YOUR GOAL:
Find the word "DTCs" in the material below and gather every line that contains it.
=======
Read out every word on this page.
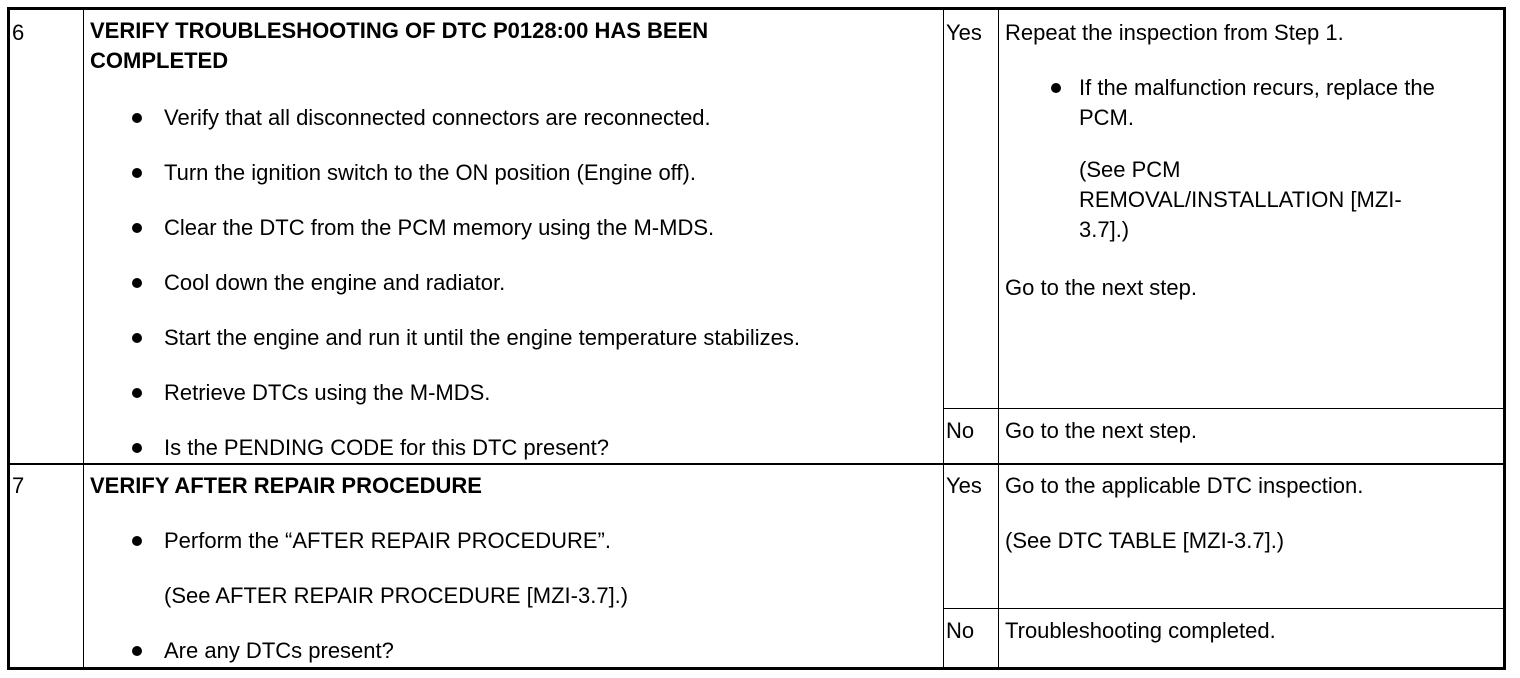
6	VERIFY TROUBLESHOOTING OF DTC P0128:00 HAS BEEN COMPLETED
Verify that all disconnected connectors are reconnected.
Turn the ignition switch to the ON position (Engine off).
Clear the DTC from the PCM memory using the M-MDS.
Cool down the engine and radiator.
Start the engine and run it until the engine temperature stabilizes.
Retrieve DTCs using the M-MDS.
Is the PENDING CODE for this DTC present?
Yes Repeat the inspection from Step 1.
If the malfunction recurs, replace the PCM.
(See PCM REMOVAL/INSTALLATION [MZI-3.7].)
Go to the next step.
No Go to the next step.
7	VERIFY AFTER REPAIR PROCEDURE
Perform the “AFTER REPAIR PROCEDURE”.
(See AFTER REPAIR PROCEDURE [MZI-3.7].)
Are any DTCs present?
Yes Go to the applicable DTC inspection.
(See DTC TABLE [MZI-3.7].)
No Troubleshooting completed.
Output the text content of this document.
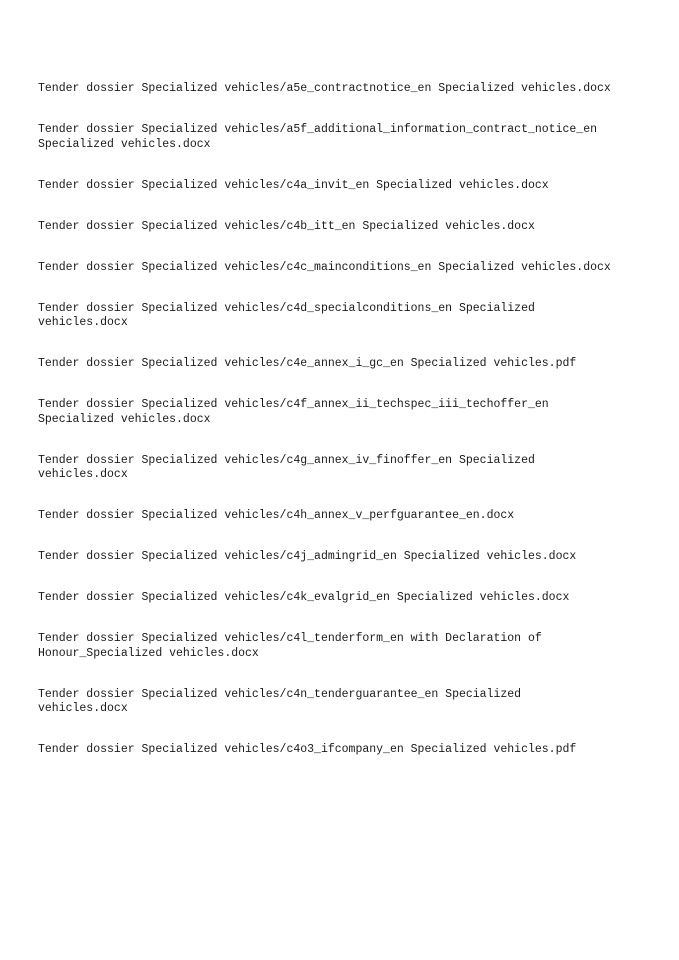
Tender dossier Specialized vehicles/a5e_contractnotice_en Specialized vehicles.docx
Tender dossier Specialized vehicles/a5f_additional_information_contract_notice_en
Specialized vehicles.docx
Tender dossier Specialized vehicles/c4a_invit_en Specialized vehicles.docx
Tender dossier Specialized vehicles/c4b_itt_en Specialized vehicles.docx
Tender dossier Specialized vehicles/c4c_mainconditions_en Specialized vehicles.docx
Tender dossier Specialized vehicles/c4d_specialconditions_en Specialized
vehicles.docx
Tender dossier Specialized vehicles/c4e_annex_i_gc_en Specialized vehicles.pdf
Tender dossier Specialized vehicles/c4f_annex_ii_techspec_iii_techoffer_en
Specialized vehicles.docx
Tender dossier Specialized vehicles/c4g_annex_iv_finoffer_en Specialized
vehicles.docx
Tender dossier Specialized vehicles/c4h_annex_v_perfguarantee_en.docx
Tender dossier Specialized vehicles/c4j_admingrid_en Specialized vehicles.docx
Tender dossier Specialized vehicles/c4k_evalgrid_en Specialized vehicles.docx
Tender dossier Specialized vehicles/c4l_tenderform_en with Declaration of
Honour_Specialized vehicles.docx
Tender dossier Specialized vehicles/c4n_tenderguarantee_en Specialized
vehicles.docx
Tender dossier Specialized vehicles/c4o3_ifcompany_en Specialized vehicles.pdf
=======
COMPLETED EXERCISE:
Retrieve DTCs using the M-MDS.
Are any DTCs present?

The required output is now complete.